- **TO DO**: Pull out every line with the word "College" from the entries below.
====== MATERIAL FOR THE TASK ======
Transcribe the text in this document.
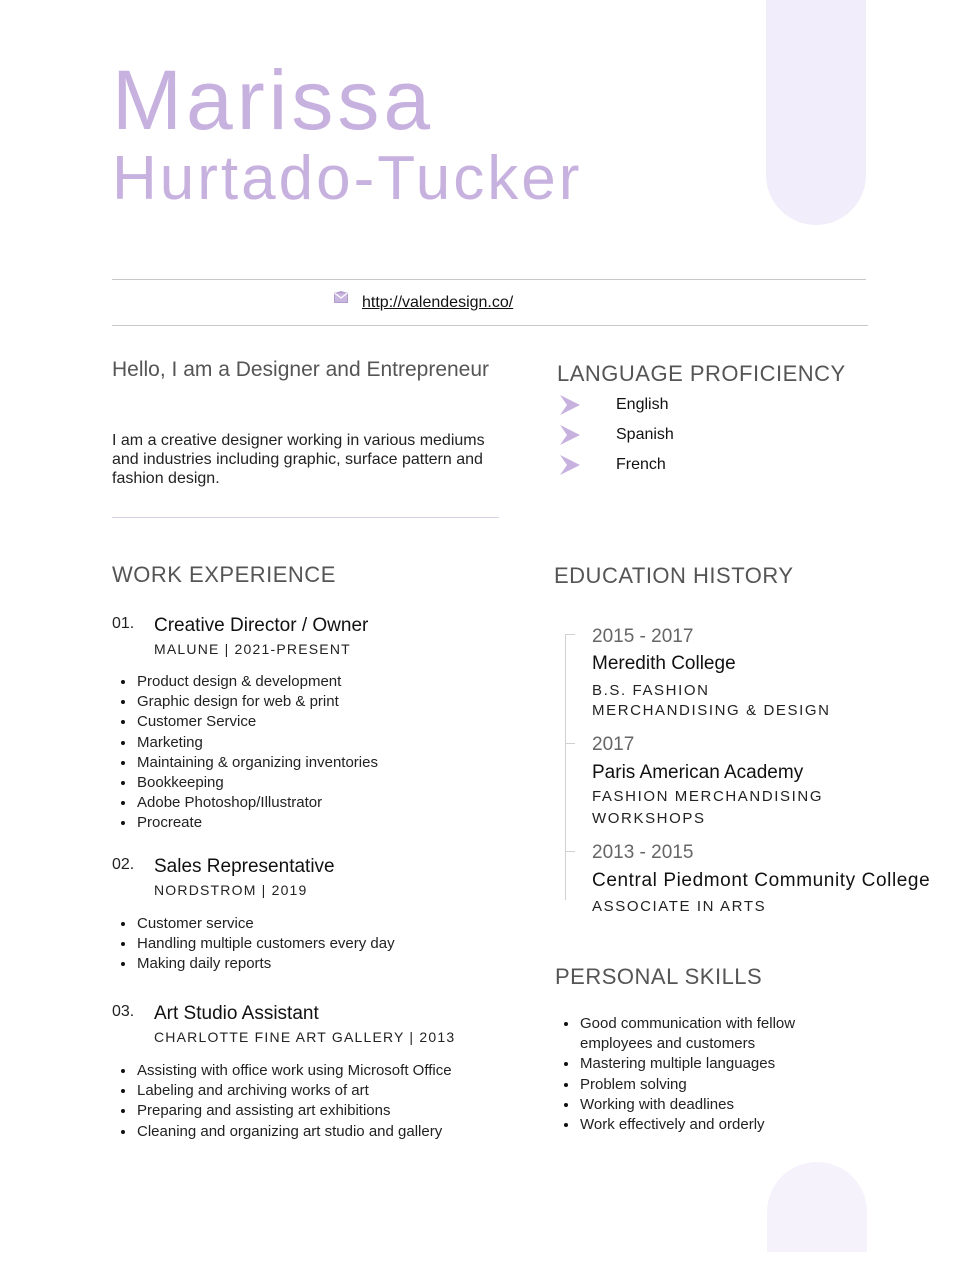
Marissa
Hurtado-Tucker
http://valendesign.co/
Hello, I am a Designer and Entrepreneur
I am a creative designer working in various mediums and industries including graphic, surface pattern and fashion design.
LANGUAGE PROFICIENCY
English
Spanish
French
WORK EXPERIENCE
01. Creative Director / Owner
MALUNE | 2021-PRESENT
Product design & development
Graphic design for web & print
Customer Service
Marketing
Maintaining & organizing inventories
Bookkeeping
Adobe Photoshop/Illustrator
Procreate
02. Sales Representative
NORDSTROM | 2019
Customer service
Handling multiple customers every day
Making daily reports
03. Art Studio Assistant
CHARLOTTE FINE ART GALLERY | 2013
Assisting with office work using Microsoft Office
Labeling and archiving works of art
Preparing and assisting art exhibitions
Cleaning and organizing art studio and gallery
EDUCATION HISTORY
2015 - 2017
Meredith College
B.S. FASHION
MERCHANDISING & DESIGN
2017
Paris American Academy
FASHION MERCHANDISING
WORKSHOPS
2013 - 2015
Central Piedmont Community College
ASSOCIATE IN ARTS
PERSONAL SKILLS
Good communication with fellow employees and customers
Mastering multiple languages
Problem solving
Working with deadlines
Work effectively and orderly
======
- **SOLUTION TO THIS TASK**:
Meredith College
Central Piedmont Community College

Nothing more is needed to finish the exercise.